* _Data provided_:
• • • • •
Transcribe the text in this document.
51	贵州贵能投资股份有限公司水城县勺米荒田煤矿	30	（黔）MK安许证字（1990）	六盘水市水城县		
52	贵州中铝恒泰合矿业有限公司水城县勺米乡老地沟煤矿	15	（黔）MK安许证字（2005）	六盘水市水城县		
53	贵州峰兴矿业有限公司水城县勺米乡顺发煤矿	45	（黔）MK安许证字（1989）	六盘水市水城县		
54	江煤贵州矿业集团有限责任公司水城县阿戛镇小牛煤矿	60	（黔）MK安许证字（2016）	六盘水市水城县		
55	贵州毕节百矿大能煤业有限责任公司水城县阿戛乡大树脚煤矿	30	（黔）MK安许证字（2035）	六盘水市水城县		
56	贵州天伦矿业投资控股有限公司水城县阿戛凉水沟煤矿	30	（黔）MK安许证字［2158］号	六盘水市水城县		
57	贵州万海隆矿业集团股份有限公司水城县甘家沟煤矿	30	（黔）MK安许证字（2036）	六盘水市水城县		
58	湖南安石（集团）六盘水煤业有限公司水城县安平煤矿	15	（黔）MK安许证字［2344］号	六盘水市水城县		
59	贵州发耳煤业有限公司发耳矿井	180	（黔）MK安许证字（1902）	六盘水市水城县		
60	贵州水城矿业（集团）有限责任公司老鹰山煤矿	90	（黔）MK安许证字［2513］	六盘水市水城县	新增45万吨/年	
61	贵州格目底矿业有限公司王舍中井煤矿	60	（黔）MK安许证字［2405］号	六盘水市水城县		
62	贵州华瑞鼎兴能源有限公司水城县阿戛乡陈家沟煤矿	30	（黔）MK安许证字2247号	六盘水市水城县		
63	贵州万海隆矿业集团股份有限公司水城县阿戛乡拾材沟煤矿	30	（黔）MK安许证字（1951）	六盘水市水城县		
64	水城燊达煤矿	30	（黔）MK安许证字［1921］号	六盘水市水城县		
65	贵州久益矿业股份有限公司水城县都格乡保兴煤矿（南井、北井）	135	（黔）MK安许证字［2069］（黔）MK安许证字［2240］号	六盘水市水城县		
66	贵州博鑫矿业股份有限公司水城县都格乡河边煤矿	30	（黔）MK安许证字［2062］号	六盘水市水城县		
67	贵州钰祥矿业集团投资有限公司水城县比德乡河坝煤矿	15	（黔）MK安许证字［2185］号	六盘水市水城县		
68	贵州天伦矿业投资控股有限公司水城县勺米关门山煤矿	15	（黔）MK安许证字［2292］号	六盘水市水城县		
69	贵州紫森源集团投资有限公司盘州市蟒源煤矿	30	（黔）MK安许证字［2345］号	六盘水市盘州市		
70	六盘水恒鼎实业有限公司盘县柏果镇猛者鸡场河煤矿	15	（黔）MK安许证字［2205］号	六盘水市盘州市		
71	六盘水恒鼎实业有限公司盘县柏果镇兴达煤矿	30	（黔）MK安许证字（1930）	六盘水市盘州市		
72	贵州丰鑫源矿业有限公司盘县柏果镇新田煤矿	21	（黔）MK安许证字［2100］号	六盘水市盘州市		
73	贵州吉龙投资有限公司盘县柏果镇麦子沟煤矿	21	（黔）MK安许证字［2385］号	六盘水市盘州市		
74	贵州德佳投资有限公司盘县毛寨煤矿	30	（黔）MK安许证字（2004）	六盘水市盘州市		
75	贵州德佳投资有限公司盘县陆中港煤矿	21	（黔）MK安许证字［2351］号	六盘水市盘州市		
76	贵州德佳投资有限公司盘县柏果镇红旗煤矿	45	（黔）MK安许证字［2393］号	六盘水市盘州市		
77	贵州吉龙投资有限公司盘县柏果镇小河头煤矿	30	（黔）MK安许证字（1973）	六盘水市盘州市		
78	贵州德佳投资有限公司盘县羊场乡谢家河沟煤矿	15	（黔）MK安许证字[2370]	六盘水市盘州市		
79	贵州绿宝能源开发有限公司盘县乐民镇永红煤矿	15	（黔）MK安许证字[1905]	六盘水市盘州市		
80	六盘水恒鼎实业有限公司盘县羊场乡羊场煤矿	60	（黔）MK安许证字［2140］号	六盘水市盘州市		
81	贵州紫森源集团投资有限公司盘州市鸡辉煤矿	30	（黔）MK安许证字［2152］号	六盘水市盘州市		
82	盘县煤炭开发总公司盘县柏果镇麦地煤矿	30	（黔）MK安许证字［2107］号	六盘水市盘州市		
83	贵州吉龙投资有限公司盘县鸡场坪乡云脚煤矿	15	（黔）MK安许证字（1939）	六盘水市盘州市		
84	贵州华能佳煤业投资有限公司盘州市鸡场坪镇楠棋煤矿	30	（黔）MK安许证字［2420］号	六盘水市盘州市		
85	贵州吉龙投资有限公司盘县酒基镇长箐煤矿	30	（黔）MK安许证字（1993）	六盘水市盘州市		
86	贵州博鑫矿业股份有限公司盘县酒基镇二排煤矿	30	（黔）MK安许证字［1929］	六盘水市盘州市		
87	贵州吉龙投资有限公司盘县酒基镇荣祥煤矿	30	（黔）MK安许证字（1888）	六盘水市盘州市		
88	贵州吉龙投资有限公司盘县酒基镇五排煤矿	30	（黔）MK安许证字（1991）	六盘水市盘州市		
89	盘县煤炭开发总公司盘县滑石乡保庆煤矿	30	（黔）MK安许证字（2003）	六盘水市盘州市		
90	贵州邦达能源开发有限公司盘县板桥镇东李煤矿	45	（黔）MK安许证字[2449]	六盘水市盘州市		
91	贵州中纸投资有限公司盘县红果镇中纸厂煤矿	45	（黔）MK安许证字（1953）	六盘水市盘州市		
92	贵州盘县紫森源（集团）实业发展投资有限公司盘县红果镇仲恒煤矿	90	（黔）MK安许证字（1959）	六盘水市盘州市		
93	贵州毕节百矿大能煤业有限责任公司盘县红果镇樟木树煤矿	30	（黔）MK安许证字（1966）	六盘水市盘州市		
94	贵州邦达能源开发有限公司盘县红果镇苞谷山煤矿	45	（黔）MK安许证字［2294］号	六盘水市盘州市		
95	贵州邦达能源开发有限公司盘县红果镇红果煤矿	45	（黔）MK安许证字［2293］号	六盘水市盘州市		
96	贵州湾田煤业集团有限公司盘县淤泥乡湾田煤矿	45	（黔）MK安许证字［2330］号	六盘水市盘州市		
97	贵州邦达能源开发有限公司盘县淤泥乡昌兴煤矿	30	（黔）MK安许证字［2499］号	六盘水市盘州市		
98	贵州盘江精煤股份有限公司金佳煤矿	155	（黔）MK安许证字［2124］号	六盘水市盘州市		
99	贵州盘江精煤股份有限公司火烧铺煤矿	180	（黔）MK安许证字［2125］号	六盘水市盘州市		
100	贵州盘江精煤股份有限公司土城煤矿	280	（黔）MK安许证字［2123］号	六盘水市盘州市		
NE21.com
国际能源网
• • • • •
* _Problem details_: Take the records above and return them exactly as written.

* _Solution for this exercise_:
Transcribe the text in this document.
51	贵州贵能投资股份有限公司水城县勺米荒田煤矿	30	（黔）MK安许证字（1990）	六盘水市水城县		
52	贵州中铝恒泰合矿业有限公司水城县勺米乡老地沟煤矿	15	（黔）MK安许证字（2005）	六盘水市水城县		
53	贵州峰兴矿业有限公司水城县勺米乡顺发煤矿	45	（黔）MK安许证字（1989）	六盘水市水城县		
54	江煤贵州矿业集团有限责任公司水城县阿戛镇小牛煤矿	60	（黔）MK安许证字（2016）	六盘水市水城县		
55	贵州毕节百矿大能煤业有限责任公司水城县阿戛乡大树脚煤矿	30	（黔）MK安许证字（2035）	六盘水市水城县		
56	贵州天伦矿业投资控股有限公司水城县阿戛凉水沟煤矿	30	（黔）MK安许证字［2158］号	六盘水市水城县		
57	贵州万海隆矿业集团股份有限公司水城县甘家沟煤矿	30	（黔）MK安许证字（2036）	六盘水市水城县		
58	湖南安石（集团）六盘水煤业有限公司水城县安平煤矿	15	（黔）MK安许证字［2344］号	六盘水市水城县		
59	贵州发耳煤业有限公司发耳矿井	180	（黔）MK安许证字（1902）	六盘水市水城县		
60	贵州水城矿业（集团）有限责任公司老鹰山煤矿	90	（黔）MK安许证字［2513］	六盘水市水城县	新增45万吨/年	
61	贵州格目底矿业有限公司王舍中井煤矿	60	（黔）MK安许证字［2405］号	六盘水市水城县		
62	贵州华瑞鼎兴能源有限公司水城县阿戛乡陈家沟煤矿	30	（黔）MK安许证字2247号	六盘水市水城县		
63	贵州万海隆矿业集团股份有限公司水城县阿戛乡拾材沟煤矿	30	（黔）MK安许证字（1951）	六盘水市水城县		
64	水城燊达煤矿	30	（黔）MK安许证字［1921］号	六盘水市水城县		
65	贵州久益矿业股份有限公司水城县都格乡保兴煤矿（南井、北井）	135	（黔）MK安许证字［2069］（黔）MK安许证字［2240］号	六盘水市水城县		
66	贵州博鑫矿业股份有限公司水城县都格乡河边煤矿	30	（黔）MK安许证字［2062］号	六盘水市水城县		
67	贵州钰祥矿业集团投资有限公司水城县比德乡河坝煤矿	15	（黔）MK安许证字［2185］号	六盘水市水城县		
68	贵州天伦矿业投资控股有限公司水城县勺米关门山煤矿	15	（黔）MK安许证字［2292］号	六盘水市水城县		
69	贵州紫森源集团投资有限公司盘州市蟒源煤矿	30	（黔）MK安许证字［2345］号	六盘水市盘州市		
70	六盘水恒鼎实业有限公司盘县柏果镇猛者鸡场河煤矿	15	（黔）MK安许证字［2205］号	六盘水市盘州市		
71	六盘水恒鼎实业有限公司盘县柏果镇兴达煤矿	30	（黔）MK安许证字（1930）	六盘水市盘州市		
72	贵州丰鑫源矿业有限公司盘县柏果镇新田煤矿	21	（黔）MK安许证字［2100］号	六盘水市盘州市		
73	贵州吉龙投资有限公司盘县柏果镇麦子沟煤矿	21	（黔）MK安许证字［2385］号	六盘水市盘州市		
74	贵州德佳投资有限公司盘县毛寨煤矿	30	（黔）MK安许证字（2004）	六盘水市盘州市		
75	贵州德佳投资有限公司盘县陆中港煤矿	21	（黔）MK安许证字［2351］号	六盘水市盘州市		
76	贵州德佳投资有限公司盘县柏果镇红旗煤矿	45	（黔）MK安许证字［2393］号	六盘水市盘州市		
77	贵州吉龙投资有限公司盘县柏果镇小河头煤矿	30	（黔）MK安许证字（1973）	六盘水市盘州市		
78	贵州德佳投资有限公司盘县羊场乡谢家河沟煤矿	15	（黔）MK安许证字[2370]	六盘水市盘州市		
79	贵州绿宝能源开发有限公司盘县乐民镇永红煤矿	15	（黔）MK安许证字[1905]	六盘水市盘州市		
80	六盘水恒鼎实业有限公司盘县羊场乡羊场煤矿	60	（黔）MK安许证字［2140］号	六盘水市盘州市		
81	贵州紫森源集团投资有限公司盘州市鸡辉煤矿	30	（黔）MK安许证字［2152］号	六盘水市盘州市		
82	盘县煤炭开发总公司盘县柏果镇麦地煤矿	30	（黔）MK安许证字［2107］号	六盘水市盘州市		
83	贵州吉龙投资有限公司盘县鸡场坪乡云脚煤矿	15	（黔）MK安许证字（1939）	六盘水市盘州市		
84	贵州华能佳煤业投资有限公司盘州市鸡场坪镇楠棋煤矿	30	（黔）MK安许证字［2420］号	六盘水市盘州市		
85	贵州吉龙投资有限公司盘县酒基镇长箐煤矿	30	（黔）MK安许证字（1993）	六盘水市盘州市		
86	贵州博鑫矿业股份有限公司盘县酒基镇二排煤矿	30	（黔）MK安许证字［1929］	六盘水市盘州市		
87	贵州吉龙投资有限公司盘县酒基镇荣祥煤矿	30	（黔）MK安许证字（1888）	六盘水市盘州市		
88	贵州吉龙投资有限公司盘县酒基镇五排煤矿	30	（黔）MK安许证字（1991）	六盘水市盘州市		
89	盘县煤炭开发总公司盘县滑石乡保庆煤矿	30	（黔）MK安许证字（2003）	六盘水市盘州市		
90	贵州邦达能源开发有限公司盘县板桥镇东李煤矿	45	（黔）MK安许证字[2449]	六盘水市盘州市		
91	贵州中纸投资有限公司盘县红果镇中纸厂煤矿	45	（黔）MK安许证字（1953）	六盘水市盘州市		
92	贵州盘县紫森源（集团）实业发展投资有限公司盘县红果镇仲恒煤矿	90	（黔）MK安许证字（1959）	六盘水市盘州市		
93	贵州毕节百矿大能煤业有限责任公司盘县红果镇樟木树煤矿	30	（黔）MK安许证字（1966）	六盘水市盘州市		
94	贵州邦达能源开发有限公司盘县红果镇苞谷山煤矿	45	（黔）MK安许证字［2294］号	六盘水市盘州市		
95	贵州邦达能源开发有限公司盘县红果镇红果煤矿	45	（黔）MK安许证字［2293］号	六盘水市盘州市		
96	贵州湾田煤业集团有限公司盘县淤泥乡湾田煤矿	45	（黔）MK安许证字［2330］号	六盘水市盘州市		
97	贵州邦达能源开发有限公司盘县淤泥乡昌兴煤矿	30	（黔）MK安许证字［2499］号	六盘水市盘州市		
98	贵州盘江精煤股份有限公司金佳煤矿	155	（黔）MK安许证字［2124］号	六盘水市盘州市		
99	贵州盘江精煤股份有限公司火烧铺煤矿	180	（黔）MK安许证字［2125］号	六盘水市盘州市		
100	贵州盘江精煤股份有限公司土城煤矿	280	（黔）MK安许证字［2123］号	六盘水市盘州市		
NE21.com
国际能源网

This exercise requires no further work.